In the material below, the lines containing the word "this" are required; copy each of them.

--- Exercise material ---
■ ■ ■ ■
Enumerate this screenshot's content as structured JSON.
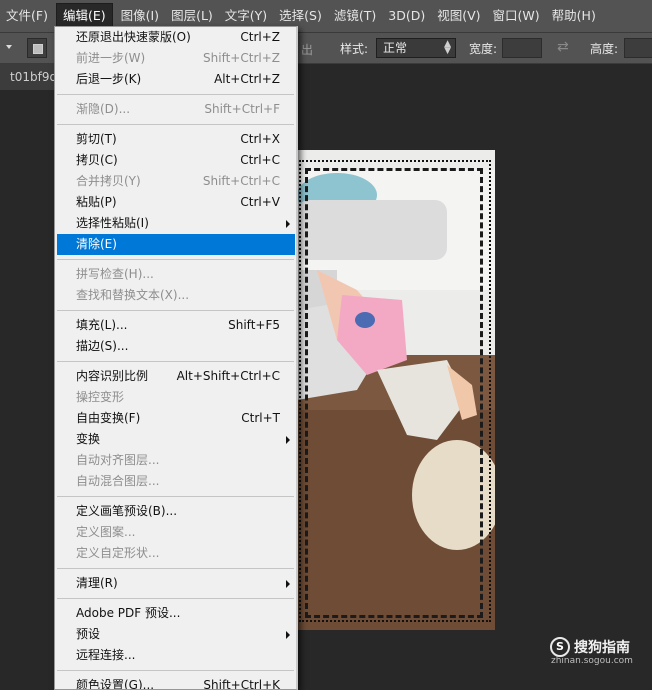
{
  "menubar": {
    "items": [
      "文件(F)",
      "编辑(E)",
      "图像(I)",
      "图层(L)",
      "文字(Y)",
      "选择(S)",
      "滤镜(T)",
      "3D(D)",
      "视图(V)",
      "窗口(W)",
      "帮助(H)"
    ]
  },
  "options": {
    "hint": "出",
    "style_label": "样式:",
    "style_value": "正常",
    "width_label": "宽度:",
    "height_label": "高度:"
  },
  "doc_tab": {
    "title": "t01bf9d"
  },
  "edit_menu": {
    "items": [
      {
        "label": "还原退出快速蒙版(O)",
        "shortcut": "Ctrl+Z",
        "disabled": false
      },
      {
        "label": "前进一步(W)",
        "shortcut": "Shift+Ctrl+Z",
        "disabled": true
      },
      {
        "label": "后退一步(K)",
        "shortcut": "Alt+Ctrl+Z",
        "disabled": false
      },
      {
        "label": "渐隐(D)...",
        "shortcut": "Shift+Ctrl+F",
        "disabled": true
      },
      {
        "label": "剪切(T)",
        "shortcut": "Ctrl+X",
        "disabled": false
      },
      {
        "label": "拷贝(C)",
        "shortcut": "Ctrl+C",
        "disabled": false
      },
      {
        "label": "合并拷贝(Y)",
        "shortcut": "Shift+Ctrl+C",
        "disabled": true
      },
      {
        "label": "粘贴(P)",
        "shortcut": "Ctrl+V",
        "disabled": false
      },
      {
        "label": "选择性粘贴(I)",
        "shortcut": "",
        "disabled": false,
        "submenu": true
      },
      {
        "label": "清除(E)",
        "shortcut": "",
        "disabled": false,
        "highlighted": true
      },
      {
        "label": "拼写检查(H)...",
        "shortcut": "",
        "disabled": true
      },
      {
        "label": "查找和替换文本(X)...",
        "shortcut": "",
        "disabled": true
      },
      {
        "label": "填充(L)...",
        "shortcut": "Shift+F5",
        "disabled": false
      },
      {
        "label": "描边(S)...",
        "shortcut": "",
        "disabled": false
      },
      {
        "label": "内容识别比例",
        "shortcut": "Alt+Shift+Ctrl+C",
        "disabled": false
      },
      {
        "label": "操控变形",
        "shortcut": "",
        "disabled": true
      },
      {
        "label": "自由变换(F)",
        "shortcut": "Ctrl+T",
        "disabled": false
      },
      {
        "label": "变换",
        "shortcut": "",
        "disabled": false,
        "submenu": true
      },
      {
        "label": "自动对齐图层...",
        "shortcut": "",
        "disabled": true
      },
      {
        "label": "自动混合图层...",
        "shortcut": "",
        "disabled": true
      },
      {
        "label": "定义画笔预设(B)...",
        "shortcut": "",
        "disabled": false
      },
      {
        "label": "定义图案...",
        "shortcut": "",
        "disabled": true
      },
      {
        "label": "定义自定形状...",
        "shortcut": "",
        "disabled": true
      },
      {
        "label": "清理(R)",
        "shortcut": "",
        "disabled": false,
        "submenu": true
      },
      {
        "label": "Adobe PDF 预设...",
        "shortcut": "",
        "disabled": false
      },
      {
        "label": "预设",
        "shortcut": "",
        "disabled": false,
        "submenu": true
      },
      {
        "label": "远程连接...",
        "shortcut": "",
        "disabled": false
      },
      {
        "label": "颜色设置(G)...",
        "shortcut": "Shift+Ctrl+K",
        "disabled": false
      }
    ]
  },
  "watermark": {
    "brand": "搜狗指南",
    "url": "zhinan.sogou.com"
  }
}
■ ■ ■ ■
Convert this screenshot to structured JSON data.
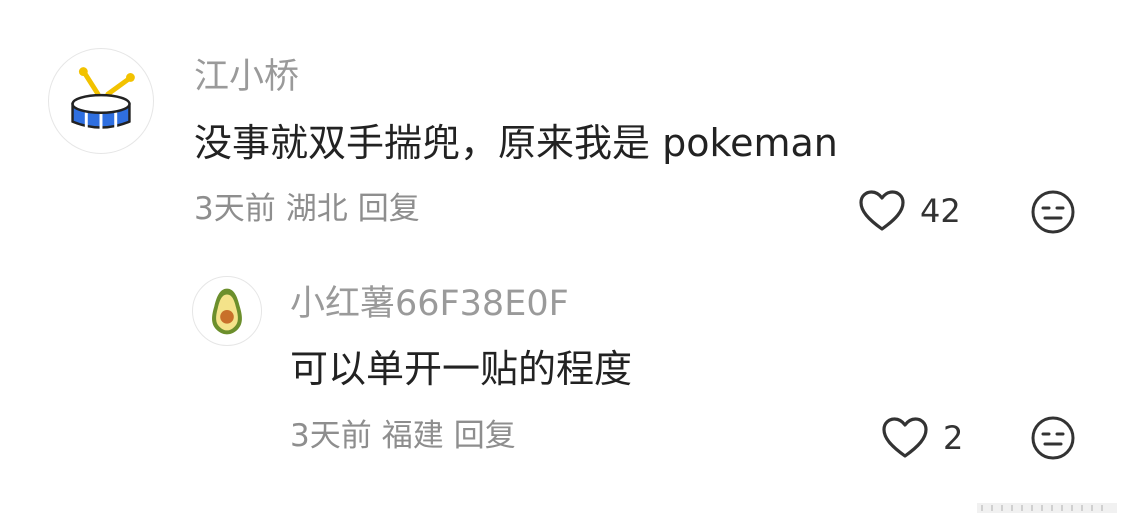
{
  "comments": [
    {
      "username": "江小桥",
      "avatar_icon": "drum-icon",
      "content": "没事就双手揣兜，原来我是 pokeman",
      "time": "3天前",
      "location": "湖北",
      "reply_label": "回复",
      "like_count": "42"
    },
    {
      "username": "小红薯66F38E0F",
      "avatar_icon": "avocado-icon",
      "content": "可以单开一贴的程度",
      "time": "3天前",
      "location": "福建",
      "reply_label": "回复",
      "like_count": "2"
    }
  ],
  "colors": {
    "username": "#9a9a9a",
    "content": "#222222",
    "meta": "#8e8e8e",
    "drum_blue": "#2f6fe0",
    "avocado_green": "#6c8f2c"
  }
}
■ ■ ■ ■
--- Solution below ---
Enumerate this screenshot's content as structured JSON.
Convert this screenshot to structured JSON data.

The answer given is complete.